WRITTEN PROBLEM — Transcribe all of the material exactly.

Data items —

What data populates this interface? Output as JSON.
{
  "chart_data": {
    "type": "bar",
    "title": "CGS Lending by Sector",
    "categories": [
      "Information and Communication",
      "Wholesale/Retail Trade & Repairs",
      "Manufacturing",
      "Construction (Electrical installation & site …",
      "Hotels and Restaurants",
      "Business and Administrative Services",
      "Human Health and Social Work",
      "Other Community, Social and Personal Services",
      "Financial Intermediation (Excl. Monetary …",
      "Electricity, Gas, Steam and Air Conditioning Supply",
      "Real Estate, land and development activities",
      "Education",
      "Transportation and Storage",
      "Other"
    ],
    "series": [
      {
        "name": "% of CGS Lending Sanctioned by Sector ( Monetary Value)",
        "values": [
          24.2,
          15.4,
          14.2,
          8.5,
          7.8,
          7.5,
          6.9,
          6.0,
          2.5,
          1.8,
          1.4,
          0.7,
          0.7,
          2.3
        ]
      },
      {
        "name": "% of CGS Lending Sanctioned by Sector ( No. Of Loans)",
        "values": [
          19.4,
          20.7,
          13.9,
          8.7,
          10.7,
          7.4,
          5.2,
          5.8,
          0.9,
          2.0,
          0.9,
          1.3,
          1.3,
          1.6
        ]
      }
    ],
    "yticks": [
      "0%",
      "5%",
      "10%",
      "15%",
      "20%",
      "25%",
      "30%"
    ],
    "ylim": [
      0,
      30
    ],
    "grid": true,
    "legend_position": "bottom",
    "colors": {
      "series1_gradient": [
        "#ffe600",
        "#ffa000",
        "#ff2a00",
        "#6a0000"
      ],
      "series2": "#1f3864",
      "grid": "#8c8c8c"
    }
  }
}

THE RESULT —
What data populates this interface? Output as JSON.
{
  "chart_data": {
    "type": "bar",
    "title": "CGS Lending by Sector",
    "categories": [
      "Information and Communication",
      "Wholesale/Retail Trade & Repairs",
      "Manufacturing",
      "Construction (Electrical installation & site …",
      "Hotels and Restaurants",
      "Business and Administrative Services",
      "Human Health and Social Work",
      "Other Community, Social and Personal Services",
      "Financial Intermediation (Excl. Monetary …",
      "Electricity, Gas, Steam and Air Conditioning Supply",
      "Real Estate, land and development activities",
      "Education",
      "Transportation and Storage",
      "Other"
    ],
    "series": [
      {
        "name": "% of CGS Lending Sanctioned by Sector ( Monetary Value)",
        "values": [
          24.2,
          15.4,
          14.2,
          8.5,
          7.8,
          7.5,
          6.9,
          6.0,
          2.5,
          1.8,
          1.4,
          0.7,
          0.7,
          2.3
        ]
      },
      {
        "name": "% of CGS Lending Sanctioned by Sector ( No. Of Loans)",
        "values": [
          19.4,
          20.7,
          13.9,
          8.7,
          10.7,
          7.4,
          5.2,
          5.8,
          0.9,
          2.0,
          0.9,
          1.3,
          1.3,
          1.6
        ]
      }
    ],
    "yticks": [
      "0%",
      "5%",
      "10%",
      "15%",
      "20%",
      "25%",
      "30%"
    ],
    "ylim": [
      0,
      30
    ],
    "grid": true,
    "legend_position": "bottom",
    "colors": {
      "series1_gradient": [
        "#ffe600",
        "#ffa000",
        "#ff2a00",
        "#6a0000"
      ],
      "series2": "#1f3864",
      "grid": "#8c8c8c"
    }
  }
}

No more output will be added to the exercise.